- [Requirement]:
Collect each line containing "dasTECHNO".

Items from a figure collection:
══════════

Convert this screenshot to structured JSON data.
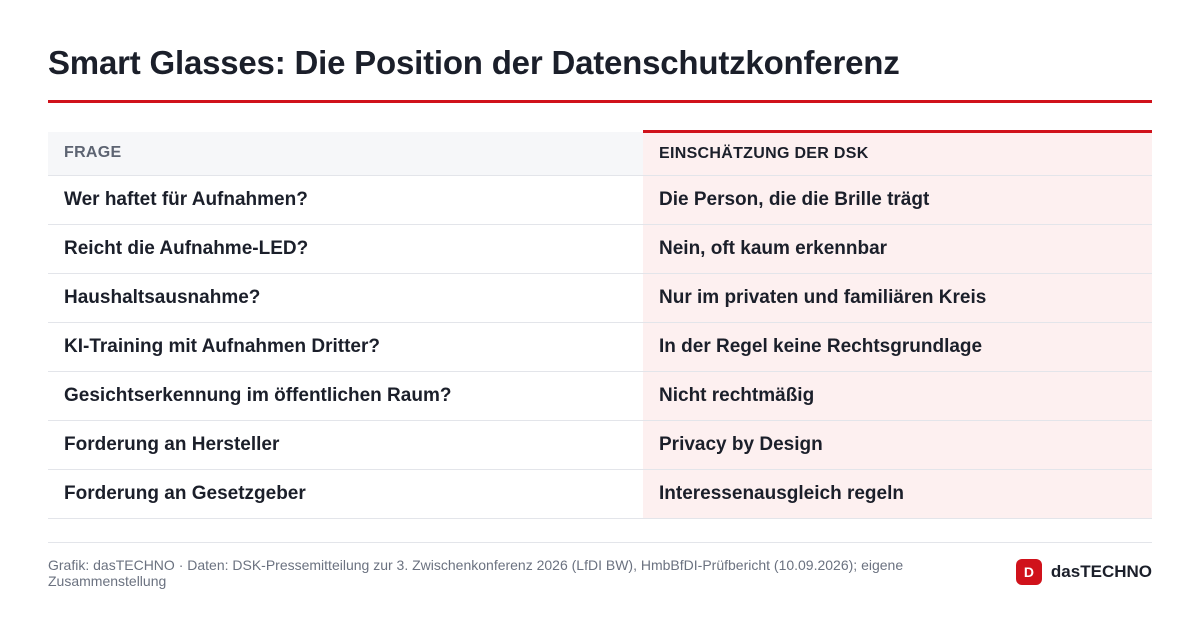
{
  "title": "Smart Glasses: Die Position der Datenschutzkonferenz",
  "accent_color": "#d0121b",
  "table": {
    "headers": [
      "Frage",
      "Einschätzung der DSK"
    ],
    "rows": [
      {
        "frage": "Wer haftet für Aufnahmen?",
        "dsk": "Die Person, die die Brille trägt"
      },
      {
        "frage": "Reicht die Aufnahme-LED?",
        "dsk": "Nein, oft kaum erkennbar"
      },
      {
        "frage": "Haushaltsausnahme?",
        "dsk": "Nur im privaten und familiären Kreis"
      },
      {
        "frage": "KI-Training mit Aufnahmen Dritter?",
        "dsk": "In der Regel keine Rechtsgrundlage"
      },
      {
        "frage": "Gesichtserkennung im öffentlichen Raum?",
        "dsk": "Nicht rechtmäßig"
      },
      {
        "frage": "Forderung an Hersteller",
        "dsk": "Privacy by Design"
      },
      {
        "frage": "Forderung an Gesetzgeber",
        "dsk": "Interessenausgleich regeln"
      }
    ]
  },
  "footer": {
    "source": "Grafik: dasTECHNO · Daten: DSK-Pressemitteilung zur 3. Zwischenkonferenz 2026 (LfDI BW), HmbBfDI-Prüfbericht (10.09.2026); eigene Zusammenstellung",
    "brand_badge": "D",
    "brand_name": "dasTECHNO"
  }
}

══════════

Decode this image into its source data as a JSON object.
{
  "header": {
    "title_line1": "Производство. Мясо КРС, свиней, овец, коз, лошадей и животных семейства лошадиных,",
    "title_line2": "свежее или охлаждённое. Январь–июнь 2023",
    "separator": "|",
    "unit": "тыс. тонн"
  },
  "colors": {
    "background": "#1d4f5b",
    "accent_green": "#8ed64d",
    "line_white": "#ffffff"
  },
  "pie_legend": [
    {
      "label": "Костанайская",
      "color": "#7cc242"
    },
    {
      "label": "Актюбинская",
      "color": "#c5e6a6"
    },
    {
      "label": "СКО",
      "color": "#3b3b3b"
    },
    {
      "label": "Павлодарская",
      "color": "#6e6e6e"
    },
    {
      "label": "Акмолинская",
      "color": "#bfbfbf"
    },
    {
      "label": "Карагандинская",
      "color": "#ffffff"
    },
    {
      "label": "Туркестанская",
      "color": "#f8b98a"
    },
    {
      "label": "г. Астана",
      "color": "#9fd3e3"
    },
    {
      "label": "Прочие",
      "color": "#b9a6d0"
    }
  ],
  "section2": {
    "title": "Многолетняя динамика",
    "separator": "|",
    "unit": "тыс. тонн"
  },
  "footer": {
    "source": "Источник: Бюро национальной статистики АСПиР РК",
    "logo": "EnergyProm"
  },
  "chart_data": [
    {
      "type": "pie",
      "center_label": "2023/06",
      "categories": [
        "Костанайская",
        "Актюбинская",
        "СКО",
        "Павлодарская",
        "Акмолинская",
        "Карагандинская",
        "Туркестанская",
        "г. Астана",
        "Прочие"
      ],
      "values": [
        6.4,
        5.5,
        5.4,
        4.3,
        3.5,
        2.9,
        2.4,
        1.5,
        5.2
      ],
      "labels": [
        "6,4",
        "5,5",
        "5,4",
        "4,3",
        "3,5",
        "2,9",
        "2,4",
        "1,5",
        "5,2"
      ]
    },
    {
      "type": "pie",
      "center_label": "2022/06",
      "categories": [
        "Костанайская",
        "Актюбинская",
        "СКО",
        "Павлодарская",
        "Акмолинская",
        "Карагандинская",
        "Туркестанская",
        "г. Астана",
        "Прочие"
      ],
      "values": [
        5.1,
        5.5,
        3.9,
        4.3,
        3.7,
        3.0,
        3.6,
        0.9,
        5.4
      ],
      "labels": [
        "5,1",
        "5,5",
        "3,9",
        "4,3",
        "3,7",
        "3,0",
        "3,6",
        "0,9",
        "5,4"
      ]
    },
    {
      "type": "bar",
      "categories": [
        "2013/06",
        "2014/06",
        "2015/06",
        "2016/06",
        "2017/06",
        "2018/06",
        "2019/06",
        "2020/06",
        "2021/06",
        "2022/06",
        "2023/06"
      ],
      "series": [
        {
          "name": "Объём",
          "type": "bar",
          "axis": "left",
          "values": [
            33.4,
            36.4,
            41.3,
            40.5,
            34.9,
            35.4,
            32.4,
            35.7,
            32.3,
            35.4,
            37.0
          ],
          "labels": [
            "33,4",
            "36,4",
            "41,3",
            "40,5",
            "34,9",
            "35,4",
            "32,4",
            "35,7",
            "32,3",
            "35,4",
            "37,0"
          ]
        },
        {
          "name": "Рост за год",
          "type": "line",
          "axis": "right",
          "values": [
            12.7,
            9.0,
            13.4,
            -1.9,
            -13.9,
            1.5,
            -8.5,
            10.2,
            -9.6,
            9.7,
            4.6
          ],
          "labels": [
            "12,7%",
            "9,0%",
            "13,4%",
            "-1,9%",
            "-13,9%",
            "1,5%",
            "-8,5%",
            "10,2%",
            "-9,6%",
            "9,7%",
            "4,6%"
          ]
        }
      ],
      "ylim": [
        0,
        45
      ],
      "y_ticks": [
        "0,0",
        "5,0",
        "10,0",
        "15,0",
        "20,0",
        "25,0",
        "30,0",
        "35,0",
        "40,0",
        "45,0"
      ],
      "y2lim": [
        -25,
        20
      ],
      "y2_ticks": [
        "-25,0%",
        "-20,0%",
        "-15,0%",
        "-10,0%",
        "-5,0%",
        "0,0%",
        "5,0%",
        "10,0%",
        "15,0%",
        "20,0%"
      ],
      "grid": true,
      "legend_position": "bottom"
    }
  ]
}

══════════

- [Answer in full]:
    "source": "Grafik: dasTECHNO · Daten: DSK-Pressemitteilung zur 3. Zwischenkonferenz 2026 (LfDI BW), HmbBfDI-Prüfbericht (10.09.2026); eigene Zusammenstellung",
    "brand_name": "dasTECHNO"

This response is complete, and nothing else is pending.